▶ GOAL OF THE EXERCISE
Write out, precisely and in full, each line of the material.

▶ PROVIDED DATA
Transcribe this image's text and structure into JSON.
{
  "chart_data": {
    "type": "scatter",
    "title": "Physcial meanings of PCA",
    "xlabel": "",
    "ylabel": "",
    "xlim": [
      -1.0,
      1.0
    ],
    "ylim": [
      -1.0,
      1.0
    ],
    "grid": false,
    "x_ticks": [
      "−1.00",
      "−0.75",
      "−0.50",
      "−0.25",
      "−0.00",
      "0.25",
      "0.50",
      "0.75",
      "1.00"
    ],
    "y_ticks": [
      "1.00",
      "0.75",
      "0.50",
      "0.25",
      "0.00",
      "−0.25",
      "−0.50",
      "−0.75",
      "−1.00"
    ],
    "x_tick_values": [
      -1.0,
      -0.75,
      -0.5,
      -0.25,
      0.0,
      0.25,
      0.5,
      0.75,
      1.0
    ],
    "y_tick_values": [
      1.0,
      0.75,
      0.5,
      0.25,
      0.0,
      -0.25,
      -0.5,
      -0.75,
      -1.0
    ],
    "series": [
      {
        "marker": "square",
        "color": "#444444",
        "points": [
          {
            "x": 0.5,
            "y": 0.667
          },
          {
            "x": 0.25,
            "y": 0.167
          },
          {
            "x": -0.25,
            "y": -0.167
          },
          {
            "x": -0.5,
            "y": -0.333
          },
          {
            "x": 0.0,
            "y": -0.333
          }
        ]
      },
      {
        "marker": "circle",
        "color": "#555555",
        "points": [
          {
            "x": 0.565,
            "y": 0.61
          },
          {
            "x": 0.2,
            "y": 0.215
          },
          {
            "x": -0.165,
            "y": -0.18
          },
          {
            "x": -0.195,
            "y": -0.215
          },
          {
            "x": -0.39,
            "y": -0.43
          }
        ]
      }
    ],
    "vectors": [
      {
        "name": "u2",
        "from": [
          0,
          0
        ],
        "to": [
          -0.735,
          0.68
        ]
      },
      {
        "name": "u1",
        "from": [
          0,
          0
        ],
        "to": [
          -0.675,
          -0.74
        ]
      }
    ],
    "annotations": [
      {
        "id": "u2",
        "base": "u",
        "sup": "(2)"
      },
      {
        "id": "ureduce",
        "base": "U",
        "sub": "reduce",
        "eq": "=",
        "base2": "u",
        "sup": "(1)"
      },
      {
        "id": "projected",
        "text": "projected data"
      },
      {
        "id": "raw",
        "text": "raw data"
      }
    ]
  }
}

▶ ANSWER TO THIS EXERCISE
Transcribe this image's text and structure into JSON.
{
  "chart_data": {
    "type": "scatter",
    "title": "Physcial meanings of PCA",
    "xlabel": "",
    "ylabel": "",
    "xlim": [
      -1.0,
      1.0
    ],
    "ylim": [
      -1.0,
      1.0
    ],
    "grid": false,
    "x_ticks": [
      "−1.00",
      "−0.75",
      "−0.50",
      "−0.25",
      "−0.00",
      "0.25",
      "0.50",
      "0.75",
      "1.00"
    ],
    "y_ticks": [
      "1.00",
      "0.75",
      "0.50",
      "0.25",
      "0.00",
      "−0.25",
      "−0.50",
      "−0.75",
      "−1.00"
    ],
    "x_tick_values": [
      -1.0,
      -0.75,
      -0.5,
      -0.25,
      0.0,
      0.25,
      0.5,
      0.75,
      1.0
    ],
    "y_tick_values": [
      1.0,
      0.75,
      0.5,
      0.25,
      0.0,
      -0.25,
      -0.5,
      -0.75,
      -1.0
    ],
    "series": [
      {
        "marker": "square",
        "color": "#444444",
        "points": [
          {
            "x": 0.5,
            "y": 0.667
          },
          {
            "x": 0.25,
            "y": 0.167
          },
          {
            "x": -0.25,
            "y": -0.167
          },
          {
            "x": -0.5,
            "y": -0.333
          },
          {
            "x": 0.0,
            "y": -0.333
          }
        ]
      },
      {
        "marker": "circle",
        "color": "#555555",
        "points": [
          {
            "x": 0.565,
            "y": 0.61
          },
          {
            "x": 0.2,
            "y": 0.215
          },
          {
            "x": -0.165,
            "y": -0.18
          },
          {
            "x": -0.195,
            "y": -0.215
          },
          {
            "x": -0.39,
            "y": -0.43
          }
        ]
      }
    ],
    "vectors": [
      {
        "name": "u2",
        "from": [
          0,
          0
        ],
        "to": [
          -0.735,
          0.68
        ]
      },
      {
        "name": "u1",
        "from": [
          0,
          0
        ],
        "to": [
          -0.675,
          -0.74
        ]
      }
    ],
    "annotations": [
      {
        "id": "u2",
        "base": "u",
        "sup": "(2)"
      },
      {
        "id": "ureduce",
        "base": "U",
        "sub": "reduce",
        "eq": "=",
        "base2": "u",
        "sup": "(1)"
      },
      {
        "id": "projected",
        "text": "projected data"
      },
      {
        "id": "raw",
        "text": "raw data"
      }
    ]
  }
}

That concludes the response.